THE REQUEST:
Check each line of the material below, and copy it if it holds the string "this".

--- Start of ENTRIES SHOWN ---

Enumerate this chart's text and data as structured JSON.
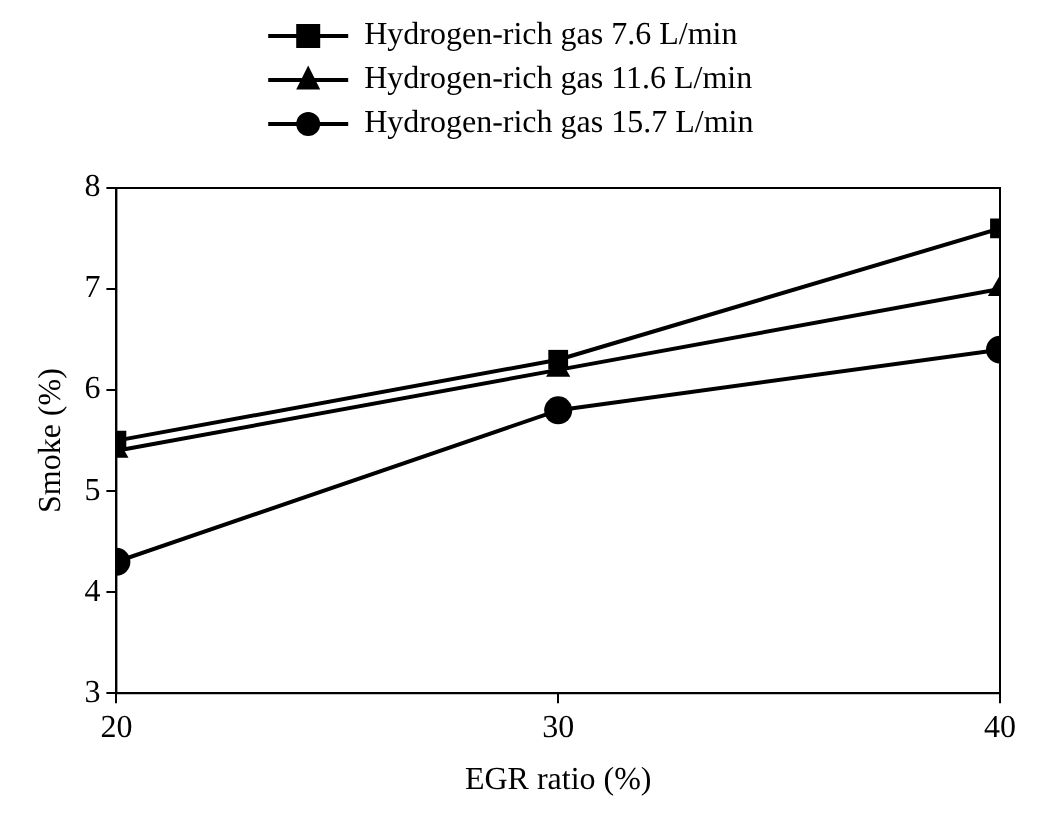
{
  "chart_data": {
    "type": "line",
    "xlabel": "EGR ratio (%)",
    "ylabel": "Smoke (%)",
    "x": [
      20,
      30,
      40
    ],
    "xlim": [
      20,
      40
    ],
    "xticks": [
      20,
      30,
      40
    ],
    "ylim": [
      3,
      8
    ],
    "yticks": [
      3,
      4,
      5,
      6,
      7,
      8
    ],
    "grid": false,
    "legend": "top",
    "line_style": "solid",
    "series": [
      {
        "name": "Hydrogen-rich gas 7.6 L/min",
        "color": "#000000",
        "marker": "square",
        "values": [
          5.5,
          6.3,
          7.6
        ]
      },
      {
        "name": "Hydrogen-rich gas 11.6 L/min",
        "color": "#000000",
        "marker": "triangle",
        "values": [
          5.4,
          6.2,
          7.0
        ]
      },
      {
        "name": "Hydrogen-rich gas 15.7 L/min",
        "color": "#000000",
        "marker": "circle",
        "values": [
          4.3,
          5.8,
          6.4
        ]
      }
    ]
  }
}
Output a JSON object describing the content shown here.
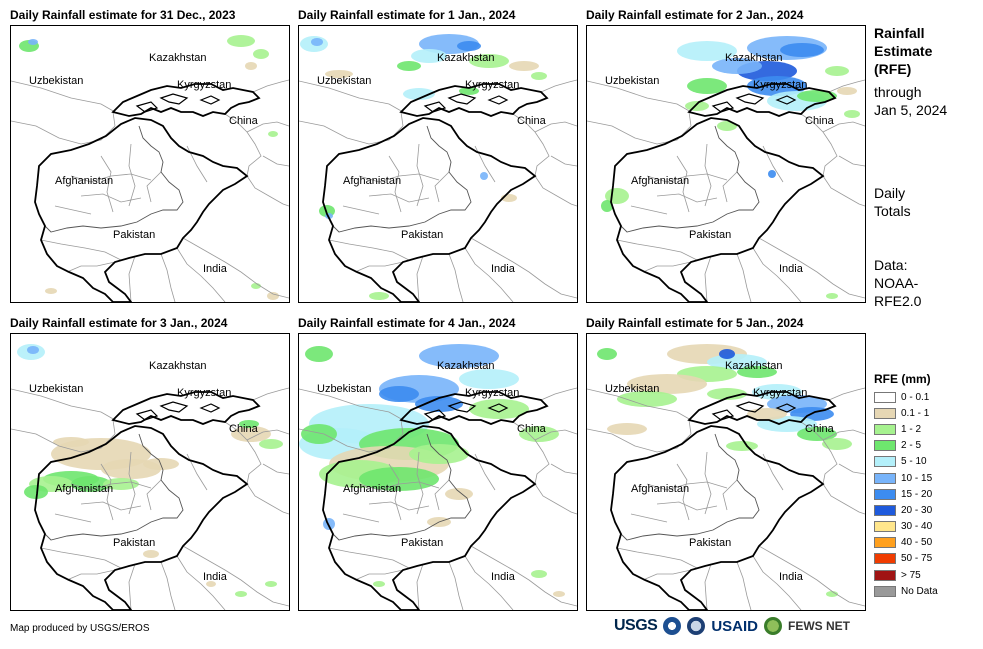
{
  "panels": [
    {
      "title": "Daily Rainfall estimate for 31 Dec., 2023"
    },
    {
      "title": "Daily Rainfall estimate for 1 Jan., 2024"
    },
    {
      "title": "Daily Rainfall estimate for 2 Jan., 2024"
    },
    {
      "title": "Daily Rainfall estimate for 3 Jan., 2024"
    },
    {
      "title": "Daily Rainfall estimate for 4 Jan., 2024"
    },
    {
      "title": "Daily Rainfall estimate for 5 Jan., 2024"
    }
  ],
  "map_labels": {
    "kazakhstan": "Kazakhstan",
    "uzbekistan": "Uzbekistan",
    "kyrgyzstan": "Kyrgyzstan",
    "china": "China",
    "afghanistan": "Afghanistan",
    "pakistan": "Pakistan",
    "india": "India"
  },
  "side": {
    "title_lines": [
      "Rainfall",
      "Estimate",
      "(RFE)"
    ],
    "through_lines": [
      "through",
      "Jan 5, 2024"
    ],
    "daily_lines": [
      "Daily",
      "Totals"
    ],
    "data_lines": [
      "Data:",
      "NOAA-",
      "RFE2.0"
    ]
  },
  "legend": {
    "title": "RFE (mm)",
    "items": [
      {
        "label": "0 - 0.1",
        "color": "#ffffff"
      },
      {
        "label": "0.1 - 1",
        "color": "#e6d7b4"
      },
      {
        "label": "1 - 2",
        "color": "#a6f28f"
      },
      {
        "label": "2 - 5",
        "color": "#6ee66e"
      },
      {
        "label": "5 - 10",
        "color": "#b4f0fa"
      },
      {
        "label": "10 - 15",
        "color": "#78b4fa"
      },
      {
        "label": "15 - 20",
        "color": "#3c8cf0"
      },
      {
        "label": "20 - 30",
        "color": "#1e5adc"
      },
      {
        "label": "30 - 40",
        "color": "#ffe68c"
      },
      {
        "label": "40 - 50",
        "color": "#ffa01e"
      },
      {
        "label": "50 - 75",
        "color": "#f03c00"
      },
      {
        "label": "> 75",
        "color": "#a01414"
      },
      {
        "label": "No Data",
        "color": "#999999"
      }
    ]
  },
  "footer": {
    "credit": "Map produced by USGS/EROS"
  },
  "logos": {
    "usgs": "USGS",
    "usaid": "USAID",
    "fews": "FEWS NET"
  }
}
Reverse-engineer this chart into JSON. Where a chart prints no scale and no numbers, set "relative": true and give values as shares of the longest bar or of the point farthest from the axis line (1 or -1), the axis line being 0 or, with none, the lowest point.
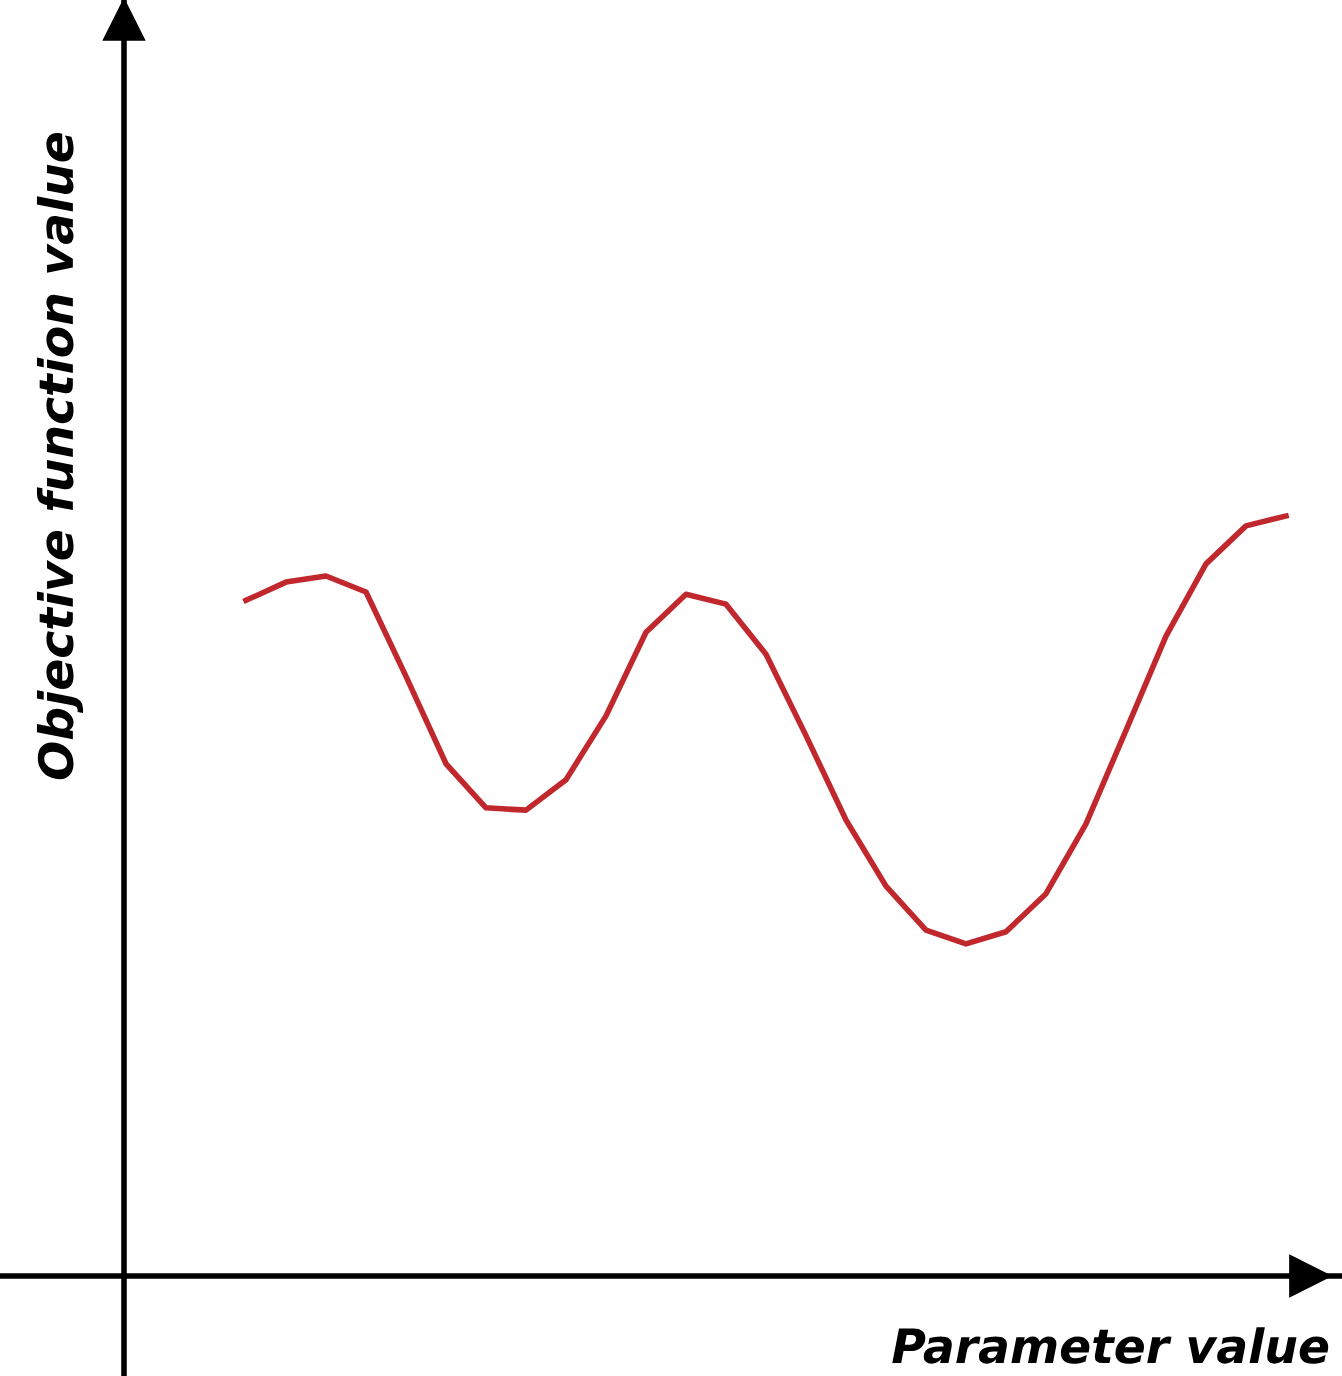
{
  "chart_data": {
    "type": "line",
    "relative": true,
    "xlabel": "Parameter value",
    "ylabel": "Objective function value",
    "categories": [
      null,
      null,
      null,
      null,
      null,
      null,
      null,
      null,
      null,
      null,
      null,
      null,
      null,
      null,
      null,
      null,
      null,
      null,
      null,
      null,
      null,
      null,
      null,
      null,
      null,
      null,
      null
    ],
    "series": [
      {
        "color": "#c0282d",
        "values": [
          0.889,
          0.913,
          0.921,
          0.9,
          0.789,
          0.674,
          0.616,
          0.613,
          0.653,
          0.737,
          0.847,
          0.897,
          0.884,
          0.818,
          0.711,
          0.6,
          0.513,
          0.455,
          0.437,
          0.453,
          0.503,
          0.595,
          0.718,
          0.842,
          0.937,
          0.987,
          1.0
        ]
      }
    ],
    "legend": false,
    "marker": "none",
    "line_style": "solid"
  }
}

--- End of ENTRIES SHOWN ---

FINAL RESULT:
Enumerate this chart's text and data as structured JSON.
Reverse-engineer this chart into JSON. Where a chart prints no scale and no numbers, set "relative": true and give values as shares of the longest bar or of the point farthest from the axis line (1 or -1), the axis line being 0 or, with none, the lowest point.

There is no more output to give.